_Written request_. Take the data that follows and retype it word for word.

_Recorded data_.

·····

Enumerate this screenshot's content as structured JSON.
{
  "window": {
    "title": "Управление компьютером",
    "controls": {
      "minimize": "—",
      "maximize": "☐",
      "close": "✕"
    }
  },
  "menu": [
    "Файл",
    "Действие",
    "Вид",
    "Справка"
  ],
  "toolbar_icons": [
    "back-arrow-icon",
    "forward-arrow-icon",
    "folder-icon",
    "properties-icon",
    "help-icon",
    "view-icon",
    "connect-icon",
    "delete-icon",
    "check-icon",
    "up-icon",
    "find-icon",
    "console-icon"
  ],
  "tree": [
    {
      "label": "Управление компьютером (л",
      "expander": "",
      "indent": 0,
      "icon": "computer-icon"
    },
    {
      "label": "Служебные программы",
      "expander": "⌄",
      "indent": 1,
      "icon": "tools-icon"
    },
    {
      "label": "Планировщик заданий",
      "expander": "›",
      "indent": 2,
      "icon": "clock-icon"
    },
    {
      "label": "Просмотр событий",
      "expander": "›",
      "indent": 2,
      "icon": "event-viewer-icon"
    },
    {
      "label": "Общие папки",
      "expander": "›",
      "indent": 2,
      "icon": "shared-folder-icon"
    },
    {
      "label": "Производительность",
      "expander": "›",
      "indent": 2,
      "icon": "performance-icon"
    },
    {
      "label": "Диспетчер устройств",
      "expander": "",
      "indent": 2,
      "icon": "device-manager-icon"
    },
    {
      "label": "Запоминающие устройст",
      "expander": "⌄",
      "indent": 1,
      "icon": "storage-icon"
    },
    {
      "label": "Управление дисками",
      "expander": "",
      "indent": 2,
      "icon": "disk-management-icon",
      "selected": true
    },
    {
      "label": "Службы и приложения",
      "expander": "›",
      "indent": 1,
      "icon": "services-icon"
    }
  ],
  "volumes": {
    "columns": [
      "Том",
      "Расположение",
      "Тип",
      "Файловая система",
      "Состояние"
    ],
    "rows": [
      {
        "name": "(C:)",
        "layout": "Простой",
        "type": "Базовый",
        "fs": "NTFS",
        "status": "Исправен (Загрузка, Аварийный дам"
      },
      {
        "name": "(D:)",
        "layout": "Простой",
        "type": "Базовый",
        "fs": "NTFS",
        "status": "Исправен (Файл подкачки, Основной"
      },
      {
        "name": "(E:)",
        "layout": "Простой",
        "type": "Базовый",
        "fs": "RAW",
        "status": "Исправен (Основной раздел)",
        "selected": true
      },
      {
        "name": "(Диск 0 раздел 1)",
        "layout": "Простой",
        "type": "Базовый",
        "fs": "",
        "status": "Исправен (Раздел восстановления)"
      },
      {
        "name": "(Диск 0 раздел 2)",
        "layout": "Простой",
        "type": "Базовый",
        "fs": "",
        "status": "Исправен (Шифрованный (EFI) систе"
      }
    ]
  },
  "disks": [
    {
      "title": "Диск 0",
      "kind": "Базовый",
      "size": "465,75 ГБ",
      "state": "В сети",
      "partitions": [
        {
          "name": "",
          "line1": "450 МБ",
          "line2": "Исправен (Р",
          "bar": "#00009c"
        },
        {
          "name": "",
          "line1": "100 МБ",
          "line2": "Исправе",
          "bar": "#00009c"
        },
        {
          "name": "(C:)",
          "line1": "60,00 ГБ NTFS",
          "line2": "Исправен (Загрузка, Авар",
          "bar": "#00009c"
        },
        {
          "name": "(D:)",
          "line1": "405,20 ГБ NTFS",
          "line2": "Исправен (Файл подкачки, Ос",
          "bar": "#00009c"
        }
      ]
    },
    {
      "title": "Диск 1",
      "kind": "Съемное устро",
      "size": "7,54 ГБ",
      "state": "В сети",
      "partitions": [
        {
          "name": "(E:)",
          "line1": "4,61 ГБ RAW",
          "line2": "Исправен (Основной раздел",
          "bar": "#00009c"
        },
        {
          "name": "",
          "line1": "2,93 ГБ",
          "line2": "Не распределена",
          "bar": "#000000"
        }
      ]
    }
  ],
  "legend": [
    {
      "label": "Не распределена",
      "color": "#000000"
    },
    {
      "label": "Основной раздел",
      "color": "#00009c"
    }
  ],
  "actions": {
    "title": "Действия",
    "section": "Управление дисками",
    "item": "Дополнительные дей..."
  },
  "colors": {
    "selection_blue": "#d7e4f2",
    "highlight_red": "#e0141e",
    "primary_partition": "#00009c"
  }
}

·····

_Complete answer_.
Enumerate this screenshot's content as structured JSON.
{
  "window": {
    "title": "Управление компьютером",
    "controls": {
      "minimize": "—",
      "maximize": "☐",
      "close": "✕"
    }
  },
  "menu": [
    "Файл",
    "Действие",
    "Вид",
    "Справка"
  ],
  "toolbar_icons": [
    "back-arrow-icon",
    "forward-arrow-icon",
    "folder-icon",
    "properties-icon",
    "help-icon",
    "view-icon",
    "connect-icon",
    "delete-icon",
    "check-icon",
    "up-icon",
    "find-icon",
    "console-icon"
  ],
  "tree": [
    {
      "label": "Управление компьютером (л",
      "expander": "",
      "indent": 0,
      "icon": "computer-icon"
    },
    {
      "label": "Служебные программы",
      "expander": "⌄",
      "indent": 1,
      "icon": "tools-icon"
    },
    {
      "label": "Планировщик заданий",
      "expander": "›",
      "indent": 2,
      "icon": "clock-icon"
    },
    {
      "label": "Просмотр событий",
      "expander": "›",
      "indent": 2,
      "icon": "event-viewer-icon"
    },
    {
      "label": "Общие папки",
      "expander": "›",
      "indent": 2,
      "icon": "shared-folder-icon"
    },
    {
      "label": "Производительность",
      "expander": "›",
      "indent": 2,
      "icon": "performance-icon"
    },
    {
      "label": "Диспетчер устройств",
      "expander": "",
      "indent": 2,
      "icon": "device-manager-icon"
    },
    {
      "label": "Запоминающие устройст",
      "expander": "⌄",
      "indent": 1,
      "icon": "storage-icon"
    },
    {
      "label": "Управление дисками",
      "expander": "",
      "indent": 2,
      "icon": "disk-management-icon",
      "selected": true
    },
    {
      "label": "Службы и приложения",
      "expander": "›",
      "indent": 1,
      "icon": "services-icon"
    }
  ],
  "volumes": {
    "columns": [
      "Том",
      "Расположение",
      "Тип",
      "Файловая система",
      "Состояние"
    ],
    "rows": [
      {
        "name": "(C:)",
        "layout": "Простой",
        "type": "Базовый",
        "fs": "NTFS",
        "status": "Исправен (Загрузка, Аварийный дам"
      },
      {
        "name": "(D:)",
        "layout": "Простой",
        "type": "Базовый",
        "fs": "NTFS",
        "status": "Исправен (Файл подкачки, Основной"
      },
      {
        "name": "(E:)",
        "layout": "Простой",
        "type": "Базовый",
        "fs": "RAW",
        "status": "Исправен (Основной раздел)",
        "selected": true
      },
      {
        "name": "(Диск 0 раздел 1)",
        "layout": "Простой",
        "type": "Базовый",
        "fs": "",
        "status": "Исправен (Раздел восстановления)"
      },
      {
        "name": "(Диск 0 раздел 2)",
        "layout": "Простой",
        "type": "Базовый",
        "fs": "",
        "status": "Исправен (Шифрованный (EFI) систе"
      }
    ]
  },
  "disks": [
    {
      "title": "Диск 0",
      "kind": "Базовый",
      "size": "465,75 ГБ",
      "state": "В сети",
      "partitions": [
        {
          "name": "",
          "line1": "450 МБ",
          "line2": "Исправен (Р",
          "bar": "#00009c"
        },
        {
          "name": "",
          "line1": "100 МБ",
          "line2": "Исправе",
          "bar": "#00009c"
        },
        {
          "name": "(C:)",
          "line1": "60,00 ГБ NTFS",
          "line2": "Исправен (Загрузка, Авар",
          "bar": "#00009c"
        },
        {
          "name": "(D:)",
          "line1": "405,20 ГБ NTFS",
          "line2": "Исправен (Файл подкачки, Ос",
          "bar": "#00009c"
        }
      ]
    },
    {
      "title": "Диск 1",
      "kind": "Съемное устро",
      "size": "7,54 ГБ",
      "state": "В сети",
      "partitions": [
        {
          "name": "(E:)",
          "line1": "4,61 ГБ RAW",
          "line2": "Исправен (Основной раздел",
          "bar": "#00009c"
        },
        {
          "name": "",
          "line1": "2,93 ГБ",
          "line2": "Не распределена",
          "bar": "#000000"
        }
      ]
    }
  ],
  "legend": [
    {
      "label": "Не распределена",
      "color": "#000000"
    },
    {
      "label": "Основной раздел",
      "color": "#00009c"
    }
  ],
  "actions": {
    "title": "Действия",
    "section": "Управление дисками",
    "item": "Дополнительные дей..."
  },
  "colors": {
    "selection_blue": "#d7e4f2",
    "highlight_red": "#e0141e",
    "primary_partition": "#00009c"
  }
}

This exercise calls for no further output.